[BRIEF] Write out the records below once more, exactly as they stand.

[GIVEN RECORDS]
------

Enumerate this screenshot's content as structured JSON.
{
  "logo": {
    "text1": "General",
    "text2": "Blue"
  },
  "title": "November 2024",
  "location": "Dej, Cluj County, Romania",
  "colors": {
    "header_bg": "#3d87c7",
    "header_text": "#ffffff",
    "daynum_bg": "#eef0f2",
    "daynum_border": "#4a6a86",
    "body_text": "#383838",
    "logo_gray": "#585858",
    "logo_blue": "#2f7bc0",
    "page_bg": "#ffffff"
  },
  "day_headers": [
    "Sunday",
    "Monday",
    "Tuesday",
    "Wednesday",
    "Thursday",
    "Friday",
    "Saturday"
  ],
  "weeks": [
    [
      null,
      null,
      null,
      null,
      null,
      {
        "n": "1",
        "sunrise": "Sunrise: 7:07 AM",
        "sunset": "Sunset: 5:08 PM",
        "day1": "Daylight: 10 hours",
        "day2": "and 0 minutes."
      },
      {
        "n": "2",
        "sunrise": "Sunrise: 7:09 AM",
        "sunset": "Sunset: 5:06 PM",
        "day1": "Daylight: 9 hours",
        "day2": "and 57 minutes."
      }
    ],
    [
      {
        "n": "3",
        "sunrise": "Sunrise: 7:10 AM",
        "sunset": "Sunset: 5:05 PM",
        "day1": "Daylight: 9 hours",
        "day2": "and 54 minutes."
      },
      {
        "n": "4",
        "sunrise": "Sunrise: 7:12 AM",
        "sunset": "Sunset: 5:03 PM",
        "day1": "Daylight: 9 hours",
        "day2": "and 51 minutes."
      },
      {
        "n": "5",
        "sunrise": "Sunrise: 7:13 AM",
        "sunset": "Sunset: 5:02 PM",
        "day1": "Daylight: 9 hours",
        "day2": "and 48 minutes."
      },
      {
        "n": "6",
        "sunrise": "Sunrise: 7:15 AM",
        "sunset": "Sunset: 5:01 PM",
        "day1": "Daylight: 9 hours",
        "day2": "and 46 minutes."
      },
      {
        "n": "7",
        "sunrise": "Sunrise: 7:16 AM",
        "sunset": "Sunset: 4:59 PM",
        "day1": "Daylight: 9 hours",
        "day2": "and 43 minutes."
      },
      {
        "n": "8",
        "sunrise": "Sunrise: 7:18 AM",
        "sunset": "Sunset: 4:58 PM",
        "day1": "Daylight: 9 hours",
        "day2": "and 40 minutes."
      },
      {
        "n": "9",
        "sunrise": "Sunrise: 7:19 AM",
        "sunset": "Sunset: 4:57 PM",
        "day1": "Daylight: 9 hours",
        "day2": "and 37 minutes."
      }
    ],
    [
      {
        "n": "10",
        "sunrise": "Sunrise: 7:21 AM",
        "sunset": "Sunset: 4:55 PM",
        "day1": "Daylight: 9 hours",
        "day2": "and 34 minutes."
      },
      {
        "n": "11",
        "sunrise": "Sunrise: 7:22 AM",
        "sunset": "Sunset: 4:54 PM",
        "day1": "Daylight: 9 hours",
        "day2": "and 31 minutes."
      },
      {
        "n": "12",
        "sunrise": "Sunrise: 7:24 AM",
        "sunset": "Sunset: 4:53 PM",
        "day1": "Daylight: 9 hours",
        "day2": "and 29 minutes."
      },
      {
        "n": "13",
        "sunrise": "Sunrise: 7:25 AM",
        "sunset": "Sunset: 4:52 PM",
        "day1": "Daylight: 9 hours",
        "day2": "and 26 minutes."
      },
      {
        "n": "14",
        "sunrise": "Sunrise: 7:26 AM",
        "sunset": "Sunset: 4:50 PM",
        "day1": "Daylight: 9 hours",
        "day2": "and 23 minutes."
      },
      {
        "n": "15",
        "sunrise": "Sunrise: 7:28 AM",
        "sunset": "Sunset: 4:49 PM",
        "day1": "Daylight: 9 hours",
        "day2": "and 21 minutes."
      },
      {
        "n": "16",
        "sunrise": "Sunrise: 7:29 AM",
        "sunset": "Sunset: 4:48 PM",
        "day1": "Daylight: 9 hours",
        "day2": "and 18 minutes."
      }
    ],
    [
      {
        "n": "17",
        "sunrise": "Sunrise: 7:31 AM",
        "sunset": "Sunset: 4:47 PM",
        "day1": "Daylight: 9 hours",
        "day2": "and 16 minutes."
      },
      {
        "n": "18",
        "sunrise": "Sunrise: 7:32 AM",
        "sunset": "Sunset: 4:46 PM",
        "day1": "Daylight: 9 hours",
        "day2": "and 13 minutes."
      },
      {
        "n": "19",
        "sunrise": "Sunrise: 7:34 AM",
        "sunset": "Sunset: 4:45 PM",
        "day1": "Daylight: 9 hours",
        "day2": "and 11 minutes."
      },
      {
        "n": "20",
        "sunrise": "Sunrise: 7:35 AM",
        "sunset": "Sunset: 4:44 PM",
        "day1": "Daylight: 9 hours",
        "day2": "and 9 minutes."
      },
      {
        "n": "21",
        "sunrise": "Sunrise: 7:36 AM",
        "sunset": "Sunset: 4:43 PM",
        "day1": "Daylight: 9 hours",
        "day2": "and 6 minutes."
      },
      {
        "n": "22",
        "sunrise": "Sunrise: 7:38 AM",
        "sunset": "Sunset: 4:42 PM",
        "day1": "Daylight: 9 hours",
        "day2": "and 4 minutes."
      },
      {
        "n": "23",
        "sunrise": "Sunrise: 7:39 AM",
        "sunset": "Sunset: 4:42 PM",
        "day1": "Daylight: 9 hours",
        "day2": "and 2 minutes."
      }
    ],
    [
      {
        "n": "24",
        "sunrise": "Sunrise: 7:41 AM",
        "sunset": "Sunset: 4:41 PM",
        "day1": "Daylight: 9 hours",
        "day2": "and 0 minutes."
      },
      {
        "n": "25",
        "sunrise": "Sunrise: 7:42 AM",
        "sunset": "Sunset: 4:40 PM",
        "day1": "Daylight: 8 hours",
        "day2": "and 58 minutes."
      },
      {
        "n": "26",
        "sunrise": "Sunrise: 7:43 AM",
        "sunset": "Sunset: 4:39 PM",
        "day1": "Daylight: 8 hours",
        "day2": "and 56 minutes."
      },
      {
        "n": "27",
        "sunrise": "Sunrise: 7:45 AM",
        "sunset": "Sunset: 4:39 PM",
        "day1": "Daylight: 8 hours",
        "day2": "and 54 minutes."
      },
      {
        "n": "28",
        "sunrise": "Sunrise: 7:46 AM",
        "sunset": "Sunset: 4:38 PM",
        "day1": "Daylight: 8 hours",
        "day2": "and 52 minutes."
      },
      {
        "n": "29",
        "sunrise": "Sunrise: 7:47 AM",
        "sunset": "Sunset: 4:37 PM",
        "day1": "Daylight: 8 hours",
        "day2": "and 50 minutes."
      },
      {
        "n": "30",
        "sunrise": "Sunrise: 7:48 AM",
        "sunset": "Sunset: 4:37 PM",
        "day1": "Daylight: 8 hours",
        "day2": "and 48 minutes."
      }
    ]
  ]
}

------

[CORRECT OUTPUT]
Enumerate this screenshot's content as structured JSON.
{
  "logo": {
    "text1": "General",
    "text2": "Blue"
  },
  "title": "November 2024",
  "location": "Dej, Cluj County, Romania",
  "colors": {
    "header_bg": "#3d87c7",
    "header_text": "#ffffff",
    "daynum_bg": "#eef0f2",
    "daynum_border": "#4a6a86",
    "body_text": "#383838",
    "logo_gray": "#585858",
    "logo_blue": "#2f7bc0",
    "page_bg": "#ffffff"
  },
  "day_headers": [
    "Sunday",
    "Monday",
    "Tuesday",
    "Wednesday",
    "Thursday",
    "Friday",
    "Saturday"
  ],
  "weeks": [
    [
      null,
      null,
      null,
      null,
      null,
      {
        "n": "1",
        "sunrise": "Sunrise: 7:07 AM",
        "sunset": "Sunset: 5:08 PM",
        "day1": "Daylight: 10 hours",
        "day2": "and 0 minutes."
      },
      {
        "n": "2",
        "sunrise": "Sunrise: 7:09 AM",
        "sunset": "Sunset: 5:06 PM",
        "day1": "Daylight: 9 hours",
        "day2": "and 57 minutes."
      }
    ],
    [
      {
        "n": "3",
        "sunrise": "Sunrise: 7:10 AM",
        "sunset": "Sunset: 5:05 PM",
        "day1": "Daylight: 9 hours",
        "day2": "and 54 minutes."
      },
      {
        "n": "4",
        "sunrise": "Sunrise: 7:12 AM",
        "sunset": "Sunset: 5:03 PM",
        "day1": "Daylight: 9 hours",
        "day2": "and 51 minutes."
      },
      {
        "n": "5",
        "sunrise": "Sunrise: 7:13 AM",
        "sunset": "Sunset: 5:02 PM",
        "day1": "Daylight: 9 hours",
        "day2": "and 48 minutes."
      },
      {
        "n": "6",
        "sunrise": "Sunrise: 7:15 AM",
        "sunset": "Sunset: 5:01 PM",
        "day1": "Daylight: 9 hours",
        "day2": "and 46 minutes."
      },
      {
        "n": "7",
        "sunrise": "Sunrise: 7:16 AM",
        "sunset": "Sunset: 4:59 PM",
        "day1": "Daylight: 9 hours",
        "day2": "and 43 minutes."
      },
      {
        "n": "8",
        "sunrise": "Sunrise: 7:18 AM",
        "sunset": "Sunset: 4:58 PM",
        "day1": "Daylight: 9 hours",
        "day2": "and 40 minutes."
      },
      {
        "n": "9",
        "sunrise": "Sunrise: 7:19 AM",
        "sunset": "Sunset: 4:57 PM",
        "day1": "Daylight: 9 hours",
        "day2": "and 37 minutes."
      }
    ],
    [
      {
        "n": "10",
        "sunrise": "Sunrise: 7:21 AM",
        "sunset": "Sunset: 4:55 PM",
        "day1": "Daylight: 9 hours",
        "day2": "and 34 minutes."
      },
      {
        "n": "11",
        "sunrise": "Sunrise: 7:22 AM",
        "sunset": "Sunset: 4:54 PM",
        "day1": "Daylight: 9 hours",
        "day2": "and 31 minutes."
      },
      {
        "n": "12",
        "sunrise": "Sunrise: 7:24 AM",
        "sunset": "Sunset: 4:53 PM",
        "day1": "Daylight: 9 hours",
        "day2": "and 29 minutes."
      },
      {
        "n": "13",
        "sunrise": "Sunrise: 7:25 AM",
        "sunset": "Sunset: 4:52 PM",
        "day1": "Daylight: 9 hours",
        "day2": "and 26 minutes."
      },
      {
        "n": "14",
        "sunrise": "Sunrise: 7:26 AM",
        "sunset": "Sunset: 4:50 PM",
        "day1": "Daylight: 9 hours",
        "day2": "and 23 minutes."
      },
      {
        "n": "15",
        "sunrise": "Sunrise: 7:28 AM",
        "sunset": "Sunset: 4:49 PM",
        "day1": "Daylight: 9 hours",
        "day2": "and 21 minutes."
      },
      {
        "n": "16",
        "sunrise": "Sunrise: 7:29 AM",
        "sunset": "Sunset: 4:48 PM",
        "day1": "Daylight: 9 hours",
        "day2": "and 18 minutes."
      }
    ],
    [
      {
        "n": "17",
        "sunrise": "Sunrise: 7:31 AM",
        "sunset": "Sunset: 4:47 PM",
        "day1": "Daylight: 9 hours",
        "day2": "and 16 minutes."
      },
      {
        "n": "18",
        "sunrise": "Sunrise: 7:32 AM",
        "sunset": "Sunset: 4:46 PM",
        "day1": "Daylight: 9 hours",
        "day2": "and 13 minutes."
      },
      {
        "n": "19",
        "sunrise": "Sunrise: 7:34 AM",
        "sunset": "Sunset: 4:45 PM",
        "day1": "Daylight: 9 hours",
        "day2": "and 11 minutes."
      },
      {
        "n": "20",
        "sunrise": "Sunrise: 7:35 AM",
        "sunset": "Sunset: 4:44 PM",
        "day1": "Daylight: 9 hours",
        "day2": "and 9 minutes."
      },
      {
        "n": "21",
        "sunrise": "Sunrise: 7:36 AM",
        "sunset": "Sunset: 4:43 PM",
        "day1": "Daylight: 9 hours",
        "day2": "and 6 minutes."
      },
      {
        "n": "22",
        "sunrise": "Sunrise: 7:38 AM",
        "sunset": "Sunset: 4:42 PM",
        "day1": "Daylight: 9 hours",
        "day2": "and 4 minutes."
      },
      {
        "n": "23",
        "sunrise": "Sunrise: 7:39 AM",
        "sunset": "Sunset: 4:42 PM",
        "day1": "Daylight: 9 hours",
        "day2": "and 2 minutes."
      }
    ],
    [
      {
        "n": "24",
        "sunrise": "Sunrise: 7:41 AM",
        "sunset": "Sunset: 4:41 PM",
        "day1": "Daylight: 9 hours",
        "day2": "and 0 minutes."
      },
      {
        "n": "25",
        "sunrise": "Sunrise: 7:42 AM",
        "sunset": "Sunset: 4:40 PM",
        "day1": "Daylight: 8 hours",
        "day2": "and 58 minutes."
      },
      {
        "n": "26",
        "sunrise": "Sunrise: 7:43 AM",
        "sunset": "Sunset: 4:39 PM",
        "day1": "Daylight: 8 hours",
        "day2": "and 56 minutes."
      },
      {
        "n": "27",
        "sunrise": "Sunrise: 7:45 AM",
        "sunset": "Sunset: 4:39 PM",
        "day1": "Daylight: 8 hours",
        "day2": "and 54 minutes."
      },
      {
        "n": "28",
        "sunrise": "Sunrise: 7:46 AM",
        "sunset": "Sunset: 4:38 PM",
        "day1": "Daylight: 8 hours",
        "day2": "and 52 minutes."
      },
      {
        "n": "29",
        "sunrise": "Sunrise: 7:47 AM",
        "sunset": "Sunset: 4:37 PM",
        "day1": "Daylight: 8 hours",
        "day2": "and 50 minutes."
      },
      {
        "n": "30",
        "sunrise": "Sunrise: 7:48 AM",
        "sunset": "Sunset: 4:37 PM",
        "day1": "Daylight: 8 hours",
        "day2": "and 48 minutes."
      }
    ]
  ]
}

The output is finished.